*Request*: Go through the listing and set it down exactly, leaving out its pictures.
'''
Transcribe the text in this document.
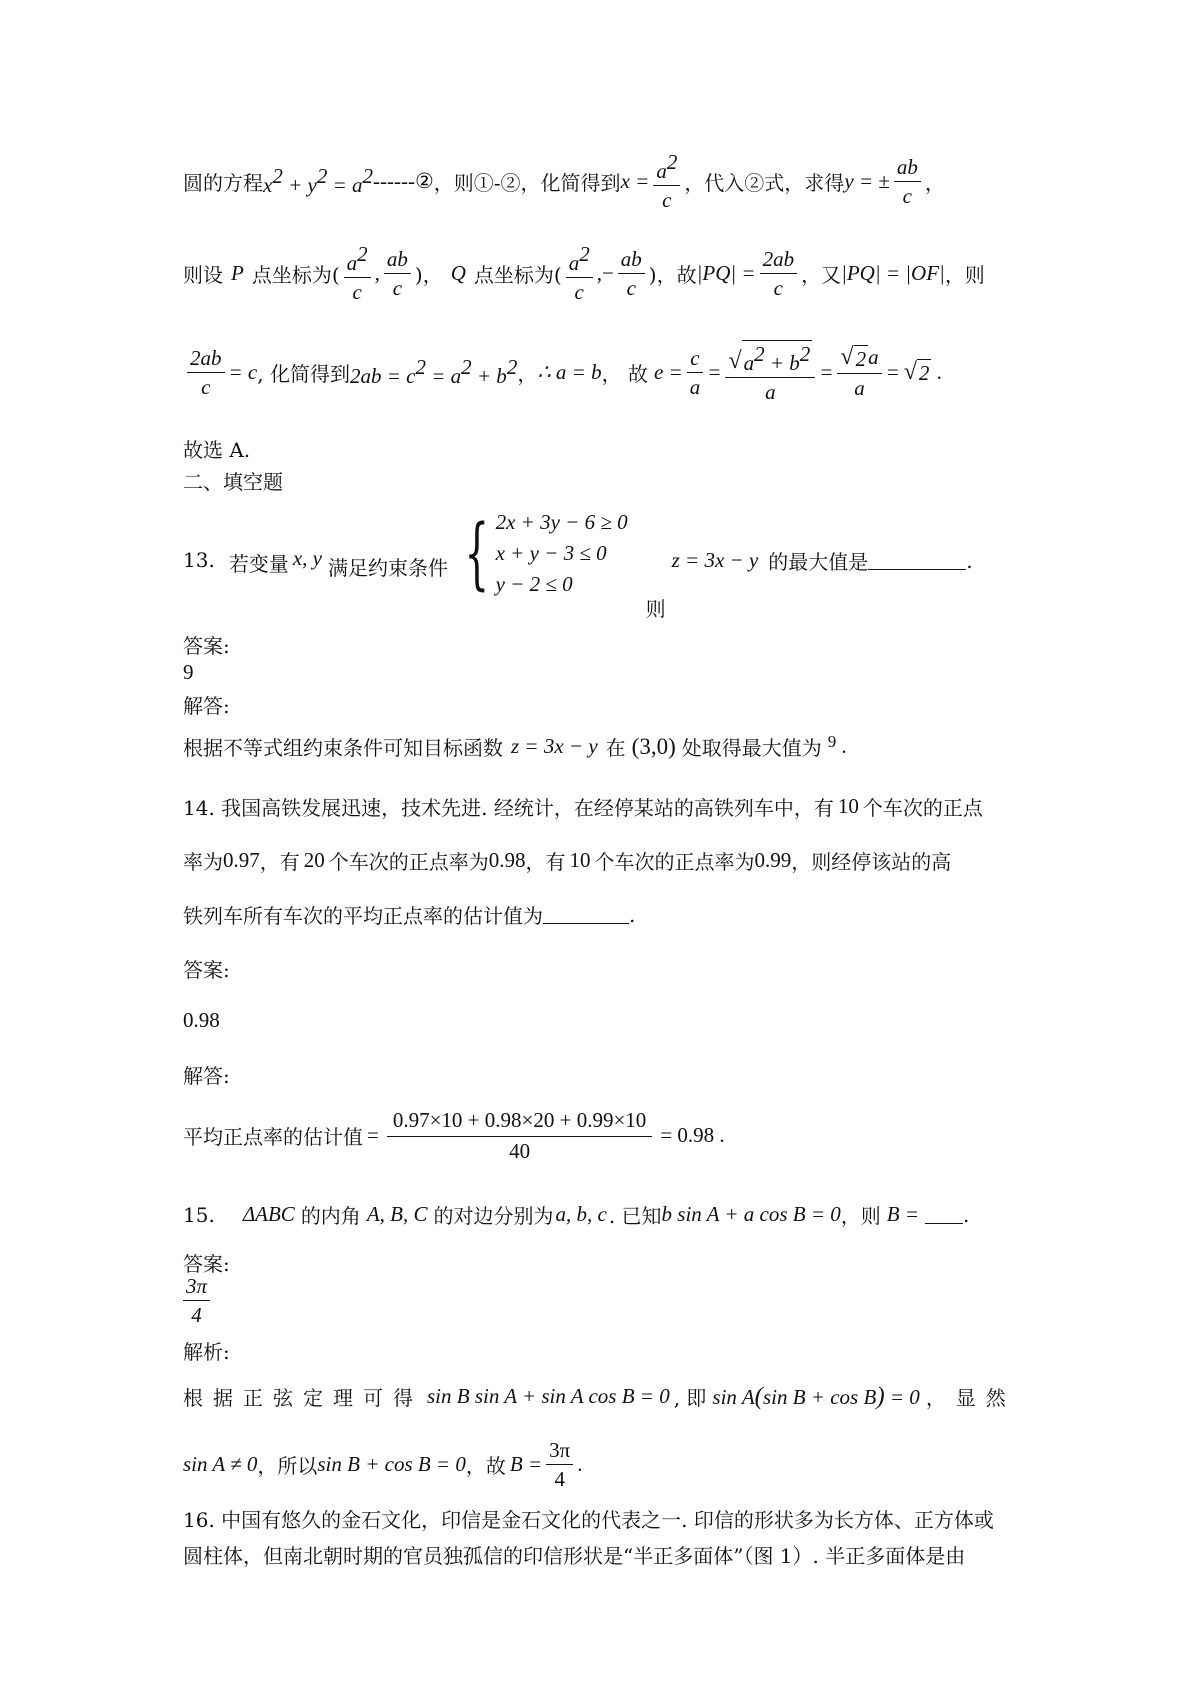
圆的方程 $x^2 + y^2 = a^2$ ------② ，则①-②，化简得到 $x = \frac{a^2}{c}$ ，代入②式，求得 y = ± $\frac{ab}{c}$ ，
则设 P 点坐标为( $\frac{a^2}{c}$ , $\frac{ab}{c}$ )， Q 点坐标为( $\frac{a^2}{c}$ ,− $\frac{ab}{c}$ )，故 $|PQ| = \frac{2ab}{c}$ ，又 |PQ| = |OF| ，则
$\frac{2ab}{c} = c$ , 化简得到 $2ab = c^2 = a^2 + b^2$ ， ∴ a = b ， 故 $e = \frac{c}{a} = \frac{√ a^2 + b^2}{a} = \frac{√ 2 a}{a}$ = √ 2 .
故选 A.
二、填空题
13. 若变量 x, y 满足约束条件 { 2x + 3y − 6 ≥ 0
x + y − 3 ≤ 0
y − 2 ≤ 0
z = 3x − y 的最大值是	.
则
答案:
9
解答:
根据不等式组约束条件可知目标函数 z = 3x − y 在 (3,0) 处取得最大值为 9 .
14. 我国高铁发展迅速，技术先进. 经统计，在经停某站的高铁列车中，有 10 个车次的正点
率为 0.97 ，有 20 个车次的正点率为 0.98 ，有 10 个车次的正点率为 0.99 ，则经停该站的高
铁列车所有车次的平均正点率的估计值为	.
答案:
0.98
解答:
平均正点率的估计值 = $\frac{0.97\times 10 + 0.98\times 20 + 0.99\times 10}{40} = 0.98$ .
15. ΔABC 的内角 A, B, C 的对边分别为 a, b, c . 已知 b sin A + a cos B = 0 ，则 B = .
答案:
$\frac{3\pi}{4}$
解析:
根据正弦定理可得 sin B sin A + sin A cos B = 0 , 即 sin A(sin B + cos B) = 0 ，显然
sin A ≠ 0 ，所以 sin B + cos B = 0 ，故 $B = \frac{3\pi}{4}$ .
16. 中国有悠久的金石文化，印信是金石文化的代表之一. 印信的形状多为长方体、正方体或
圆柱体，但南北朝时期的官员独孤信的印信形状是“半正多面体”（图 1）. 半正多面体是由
'''
*Completed exercise*:
Transcribe the text in this document.
圆的方程 $x^2 + y^2 = a^2$ ------② ，则①-②，化简得到 $x = \frac{a^2}{c}$ ，代入②式，求得 y = ± $\frac{ab}{c}$ ，
则设 P 点坐标为( $\frac{a^2}{c}$ , $\frac{ab}{c}$ )， Q 点坐标为( $\frac{a^2}{c}$ ,− $\frac{ab}{c}$ )，故 $|PQ| = \frac{2ab}{c}$ ，又 |PQ| = |OF| ，则
$\frac{2ab}{c} = c$ , 化简得到 $2ab = c^2 = a^2 + b^2$ ， ∴ a = b ， 故 $e = \frac{c}{a} = \frac{√ a^2 + b^2}{a} = \frac{√ 2 a}{a}$ = √ 2 .
故选 A.
二、填空题
13. 若变量 x, y 满足约束条件 { 2x + 3y − 6 ≥ 0
x + y − 3 ≤ 0
y − 2 ≤ 0
z = 3x − y 的最大值是	.
则
答案:
9
解答:
根据不等式组约束条件可知目标函数 z = 3x − y 在 (3,0) 处取得最大值为 9 .
14. 我国高铁发展迅速，技术先进. 经统计，在经停某站的高铁列车中，有 10 个车次的正点
率为 0.97 ，有 20 个车次的正点率为 0.98 ，有 10 个车次的正点率为 0.99 ，则经停该站的高
铁列车所有车次的平均正点率的估计值为	.
答案:
0.98
解答:
平均正点率的估计值 = $\frac{0.97\times 10 + 0.98\times 20 + 0.99\times 10}{40} = 0.98$ .
15. ΔABC 的内角 A, B, C 的对边分别为 a, b, c . 已知 b sin A + a cos B = 0 ，则 B = .
答案:
$\frac{3\pi}{4}$
解析:
根据正弦定理可得 sin B sin A + sin A cos B = 0 , 即 sin A(sin B + cos B) = 0 ，显然
sin A ≠ 0 ，所以 sin B + cos B = 0 ，故 $B = \frac{3\pi}{4}$ .
16. 中国有悠久的金石文化，印信是金石文化的代表之一. 印信的形状多为长方体、正方体或
圆柱体，但南北朝时期的官员独孤信的印信形状是“半正多面体”（图 1）. 半正多面体是由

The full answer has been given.